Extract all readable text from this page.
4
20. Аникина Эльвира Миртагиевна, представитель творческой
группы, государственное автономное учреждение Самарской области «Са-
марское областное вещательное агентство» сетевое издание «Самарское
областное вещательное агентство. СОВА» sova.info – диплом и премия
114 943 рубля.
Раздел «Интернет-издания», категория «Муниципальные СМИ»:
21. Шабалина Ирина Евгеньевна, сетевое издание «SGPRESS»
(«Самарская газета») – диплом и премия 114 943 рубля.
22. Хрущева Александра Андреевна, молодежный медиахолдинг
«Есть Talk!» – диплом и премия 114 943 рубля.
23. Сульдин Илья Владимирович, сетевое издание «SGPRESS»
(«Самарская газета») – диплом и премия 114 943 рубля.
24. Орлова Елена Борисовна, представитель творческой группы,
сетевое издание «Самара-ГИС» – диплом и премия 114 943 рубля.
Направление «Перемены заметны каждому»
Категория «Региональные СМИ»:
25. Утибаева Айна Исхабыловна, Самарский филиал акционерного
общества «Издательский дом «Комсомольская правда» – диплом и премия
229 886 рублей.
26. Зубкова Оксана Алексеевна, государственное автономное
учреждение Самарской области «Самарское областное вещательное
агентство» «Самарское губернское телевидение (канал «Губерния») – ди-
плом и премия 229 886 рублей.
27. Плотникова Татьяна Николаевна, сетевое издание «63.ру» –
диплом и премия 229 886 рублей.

▶ **REQUIREMENT**:
Make an exact copy of the data above.

▶ **SOLUTION FOR THIS PROBLEM**:
Extract all readable text from this page.
4
20. Аникина Эльвира Миртагиевна, представитель творческой
группы, государственное автономное учреждение Самарской области «Са-
марское областное вещательное агентство» сетевое издание «Самарское
областное вещательное агентство. СОВА» sova.info – диплом и премия
114 943 рубля.
Раздел «Интернет-издания», категория «Муниципальные СМИ»:
21. Шабалина Ирина Евгеньевна, сетевое издание «SGPRESS»
(«Самарская газета») – диплом и премия 114 943 рубля.
22. Хрущева Александра Андреевна, молодежный медиахолдинг
«Есть Talk!» – диплом и премия 114 943 рубля.
23. Сульдин Илья Владимирович, сетевое издание «SGPRESS»
(«Самарская газета») – диплом и премия 114 943 рубля.
24. Орлова Елена Борисовна, представитель творческой группы,
сетевое издание «Самара-ГИС» – диплом и премия 114 943 рубля.
Направление «Перемены заметны каждому»
Категория «Региональные СМИ»:
25. Утибаева Айна Исхабыловна, Самарский филиал акционерного
общества «Издательский дом «Комсомольская правда» – диплом и премия
229 886 рублей.
26. Зубкова Оксана Алексеевна, государственное автономное
учреждение Самарской области «Самарское областное вещательное
агентство» «Самарское губернское телевидение (канал «Губерния») – ди-
плом и премия 229 886 рублей.
27. Плотникова Татьяна Николаевна, сетевое издание «63.ру» –
диплом и премия 229 886 рублей.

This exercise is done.